▸ Section de texte:
Cet événement-hommage s’est ouvert par la visite du Premier ministre Abdelaziz Djerad accompagné de la ministre de la Culture Malika

Bendouda afin de retracer le parcours et le travail de cet illustre penseur. Mais avant cela, les deux ministres ont baptisé la Salle rouge de la bibliothèque nationale au nom de cet illustre penseur algérien. Lors de son allocution, le Premier ministre Abdelaziz Djerad a d’abord regretté que «la pensée Bennabi ne figure pas dans le programme scolaire et universitaire algérien». Il a également mis en exergue la connaissance en géopolitique de Bennabi à travers deux de ses ouvrages Idée du Commonwealth islamique et L’Afro-asiatisme.

Il est notamment revenu sur sa vision sur «le choc des civilisations» et «la fin de l’histoire», des problématiques qui sont à ce jour toujours d’actualité. Pour sa part, Malika Bendouda avait auparavant présidé l’ouverture de la conférence en rappelant dans son discours que «Malek Bennabi était un homme qui a marqué son époque, particulièrement durant la période de guerre et de colonisation qu’a connue l’Algérie, car il a posé des questions radicales cultivant ainsi le doute pour ouvrir le champ à la connaissance».

Listes d'éléments annotés:
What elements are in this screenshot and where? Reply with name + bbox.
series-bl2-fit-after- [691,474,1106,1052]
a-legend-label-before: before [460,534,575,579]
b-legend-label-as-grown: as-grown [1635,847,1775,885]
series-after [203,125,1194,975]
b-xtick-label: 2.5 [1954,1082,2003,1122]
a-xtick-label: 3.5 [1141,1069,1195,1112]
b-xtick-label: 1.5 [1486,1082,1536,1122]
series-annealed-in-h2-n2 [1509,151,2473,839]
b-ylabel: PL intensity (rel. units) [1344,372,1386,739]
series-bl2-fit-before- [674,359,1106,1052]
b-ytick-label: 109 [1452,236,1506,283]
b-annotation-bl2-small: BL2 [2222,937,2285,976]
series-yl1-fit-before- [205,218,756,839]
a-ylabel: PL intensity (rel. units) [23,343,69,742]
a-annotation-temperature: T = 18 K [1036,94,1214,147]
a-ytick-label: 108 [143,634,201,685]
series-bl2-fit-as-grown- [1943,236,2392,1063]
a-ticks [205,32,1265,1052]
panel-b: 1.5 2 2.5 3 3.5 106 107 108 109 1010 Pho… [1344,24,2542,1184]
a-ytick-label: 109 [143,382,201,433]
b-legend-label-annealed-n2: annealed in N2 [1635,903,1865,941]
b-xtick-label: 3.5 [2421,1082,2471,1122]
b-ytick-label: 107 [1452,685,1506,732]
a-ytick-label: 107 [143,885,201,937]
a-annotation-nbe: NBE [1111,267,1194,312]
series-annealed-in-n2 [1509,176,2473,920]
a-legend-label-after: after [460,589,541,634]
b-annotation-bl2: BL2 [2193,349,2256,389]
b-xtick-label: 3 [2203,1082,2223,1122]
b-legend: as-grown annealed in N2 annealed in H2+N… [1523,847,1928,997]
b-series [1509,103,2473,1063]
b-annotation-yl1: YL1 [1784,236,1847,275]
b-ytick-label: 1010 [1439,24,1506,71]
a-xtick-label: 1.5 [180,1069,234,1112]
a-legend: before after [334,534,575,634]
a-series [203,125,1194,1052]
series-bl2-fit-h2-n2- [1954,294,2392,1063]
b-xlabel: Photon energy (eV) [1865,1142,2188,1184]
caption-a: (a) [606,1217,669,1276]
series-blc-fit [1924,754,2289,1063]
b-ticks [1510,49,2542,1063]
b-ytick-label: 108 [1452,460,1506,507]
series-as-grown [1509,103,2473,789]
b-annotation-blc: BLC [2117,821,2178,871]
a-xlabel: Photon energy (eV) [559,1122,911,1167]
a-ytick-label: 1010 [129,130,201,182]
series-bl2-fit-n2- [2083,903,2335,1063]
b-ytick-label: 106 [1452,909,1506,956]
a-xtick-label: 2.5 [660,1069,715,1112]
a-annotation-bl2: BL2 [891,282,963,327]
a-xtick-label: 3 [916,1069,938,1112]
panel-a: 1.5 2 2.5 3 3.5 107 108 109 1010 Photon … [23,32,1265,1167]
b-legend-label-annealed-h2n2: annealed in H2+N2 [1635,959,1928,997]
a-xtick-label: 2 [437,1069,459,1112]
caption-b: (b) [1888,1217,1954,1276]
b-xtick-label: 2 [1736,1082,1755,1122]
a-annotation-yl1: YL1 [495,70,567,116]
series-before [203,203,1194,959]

▸ Objectifs:
a – Recopiez tel quel le passage de la section de texte sur l'hommage à Malek Bennabi qui commence par « Cet événement-hommage s’est » et s'achève par « islamique et L’Afro-asiatisme. ».
b – D'après la section de texte sur l'hommage à Malek Bennabi, quelle salle les deux ministres ont-ils baptisée au nom du penseur ?

▸ Réponses complètes:
a –
Cet événement-hommage s’est ouvert par la visite du Premier ministre Abdelaziz Djerad accompagné de la ministre de la Culture Malika

Bendouda afin de retracer le parcours et le travail de cet illustre penseur. Mais avant cela, les deux ministres ont baptisé la Salle rouge de la bibliothèque nationale au nom de cet illustre penseur algérien. Lors de son allocution, le Premier ministre Abdelaziz Djerad a d’abord regretté que «la pensée Bennabi ne figure pas dans le programme scolaire et universitaire algérien». Il a également mis en exergue la connaissance en géopolitique de Bennabi à travers deux de ses ouvrages Idée du Commonwealth islamique et L’Afro-asiatisme.

b – La Salle rouge de la bibliothèque nationale.